Work to do: Extract each line from the data below that contains the word "illumination".

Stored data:
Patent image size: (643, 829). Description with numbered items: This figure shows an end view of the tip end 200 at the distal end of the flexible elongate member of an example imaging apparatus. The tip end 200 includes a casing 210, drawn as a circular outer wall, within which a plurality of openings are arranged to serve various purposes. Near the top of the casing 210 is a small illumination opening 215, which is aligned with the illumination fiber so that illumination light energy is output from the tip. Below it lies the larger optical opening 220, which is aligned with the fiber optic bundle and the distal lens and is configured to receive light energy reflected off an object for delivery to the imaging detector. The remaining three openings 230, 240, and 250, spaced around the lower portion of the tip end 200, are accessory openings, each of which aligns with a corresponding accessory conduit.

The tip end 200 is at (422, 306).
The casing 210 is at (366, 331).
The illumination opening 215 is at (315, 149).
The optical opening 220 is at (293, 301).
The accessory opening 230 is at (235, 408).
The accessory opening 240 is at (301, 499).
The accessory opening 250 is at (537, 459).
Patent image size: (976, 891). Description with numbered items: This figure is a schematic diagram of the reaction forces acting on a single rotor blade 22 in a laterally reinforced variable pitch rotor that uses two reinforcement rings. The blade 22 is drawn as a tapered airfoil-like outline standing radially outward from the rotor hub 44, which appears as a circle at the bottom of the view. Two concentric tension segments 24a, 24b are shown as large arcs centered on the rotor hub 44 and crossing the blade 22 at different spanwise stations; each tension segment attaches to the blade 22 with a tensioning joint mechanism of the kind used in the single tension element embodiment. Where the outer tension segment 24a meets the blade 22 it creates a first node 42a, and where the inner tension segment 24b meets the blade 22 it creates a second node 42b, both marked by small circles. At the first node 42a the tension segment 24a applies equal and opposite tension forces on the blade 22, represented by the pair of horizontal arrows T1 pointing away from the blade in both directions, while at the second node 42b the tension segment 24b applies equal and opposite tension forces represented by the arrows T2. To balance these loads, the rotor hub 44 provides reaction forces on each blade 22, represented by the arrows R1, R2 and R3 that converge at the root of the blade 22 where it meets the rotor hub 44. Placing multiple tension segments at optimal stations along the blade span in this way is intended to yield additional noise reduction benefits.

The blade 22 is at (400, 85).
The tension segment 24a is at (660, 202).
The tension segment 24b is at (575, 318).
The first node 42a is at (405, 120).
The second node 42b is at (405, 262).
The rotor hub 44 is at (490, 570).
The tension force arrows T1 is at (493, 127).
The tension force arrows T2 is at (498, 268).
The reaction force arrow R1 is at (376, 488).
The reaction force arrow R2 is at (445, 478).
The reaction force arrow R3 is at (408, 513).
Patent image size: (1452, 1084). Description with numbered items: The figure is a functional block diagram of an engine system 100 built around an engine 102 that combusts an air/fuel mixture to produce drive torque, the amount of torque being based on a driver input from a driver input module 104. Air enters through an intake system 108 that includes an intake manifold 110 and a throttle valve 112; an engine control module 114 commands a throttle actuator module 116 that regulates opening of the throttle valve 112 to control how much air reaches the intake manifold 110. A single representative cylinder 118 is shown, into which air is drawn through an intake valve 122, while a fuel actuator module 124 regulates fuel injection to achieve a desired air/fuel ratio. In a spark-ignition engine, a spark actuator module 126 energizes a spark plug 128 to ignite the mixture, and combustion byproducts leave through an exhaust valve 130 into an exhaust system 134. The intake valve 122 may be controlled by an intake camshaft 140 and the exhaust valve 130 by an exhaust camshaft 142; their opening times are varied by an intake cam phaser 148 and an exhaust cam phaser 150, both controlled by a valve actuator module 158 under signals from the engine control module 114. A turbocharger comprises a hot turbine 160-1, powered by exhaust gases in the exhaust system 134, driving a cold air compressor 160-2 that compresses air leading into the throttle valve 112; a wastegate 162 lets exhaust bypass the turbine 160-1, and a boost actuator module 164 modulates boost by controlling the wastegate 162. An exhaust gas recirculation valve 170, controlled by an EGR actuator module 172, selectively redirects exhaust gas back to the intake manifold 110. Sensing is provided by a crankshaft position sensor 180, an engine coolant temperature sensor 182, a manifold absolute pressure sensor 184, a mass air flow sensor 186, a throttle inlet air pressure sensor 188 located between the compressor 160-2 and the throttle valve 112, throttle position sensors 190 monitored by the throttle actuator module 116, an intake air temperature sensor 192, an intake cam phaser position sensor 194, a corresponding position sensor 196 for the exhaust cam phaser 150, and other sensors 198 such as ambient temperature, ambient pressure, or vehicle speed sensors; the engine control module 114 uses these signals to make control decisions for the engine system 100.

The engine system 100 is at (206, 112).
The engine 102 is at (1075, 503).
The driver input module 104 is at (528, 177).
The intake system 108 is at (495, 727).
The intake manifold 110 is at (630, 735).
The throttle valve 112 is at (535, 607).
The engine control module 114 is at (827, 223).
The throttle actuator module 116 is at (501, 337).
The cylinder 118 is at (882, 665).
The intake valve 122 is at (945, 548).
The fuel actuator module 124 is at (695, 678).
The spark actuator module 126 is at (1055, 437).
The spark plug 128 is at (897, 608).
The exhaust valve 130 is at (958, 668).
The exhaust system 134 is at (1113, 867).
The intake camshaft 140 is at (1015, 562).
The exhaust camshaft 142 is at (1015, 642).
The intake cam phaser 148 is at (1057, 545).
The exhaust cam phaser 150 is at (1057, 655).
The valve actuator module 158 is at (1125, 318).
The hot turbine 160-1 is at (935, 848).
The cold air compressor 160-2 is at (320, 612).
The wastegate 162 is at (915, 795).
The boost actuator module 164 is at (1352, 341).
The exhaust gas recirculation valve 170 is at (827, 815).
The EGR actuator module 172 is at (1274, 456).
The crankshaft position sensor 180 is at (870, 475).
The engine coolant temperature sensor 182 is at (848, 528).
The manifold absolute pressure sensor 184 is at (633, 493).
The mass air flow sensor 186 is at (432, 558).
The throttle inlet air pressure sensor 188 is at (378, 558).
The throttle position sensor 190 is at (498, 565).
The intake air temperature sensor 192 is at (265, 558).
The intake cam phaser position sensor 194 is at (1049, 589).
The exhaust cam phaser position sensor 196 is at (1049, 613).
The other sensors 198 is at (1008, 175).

Answer to this task:
Patent image size: (643, 829). Description with numbered items: This figure shows an end view of the tip end 200 at the distal end of the flexible elongate member of an example imaging apparatus. The tip end 200 includes a casing 210, drawn as a circular outer wall, within which a plurality of openings are arranged to serve various purposes. Near the top of the casing 210 is a small illumination opening 215, which is aligned with the illumination fiber so that illumination light energy is output from the tip. Below it lies the larger optical opening 220, which is aligned with the fiber optic bundle and the distal lens and is configured to receive light energy reflected off an object for delivery to the imaging detector. The remaining three openings 230, 240, and 250, spaced around the lower portion of the tip end 200, are accessory openings, each of which aligns with a corresponding accessory conduit.
The illumination opening 215 is at (315, 149).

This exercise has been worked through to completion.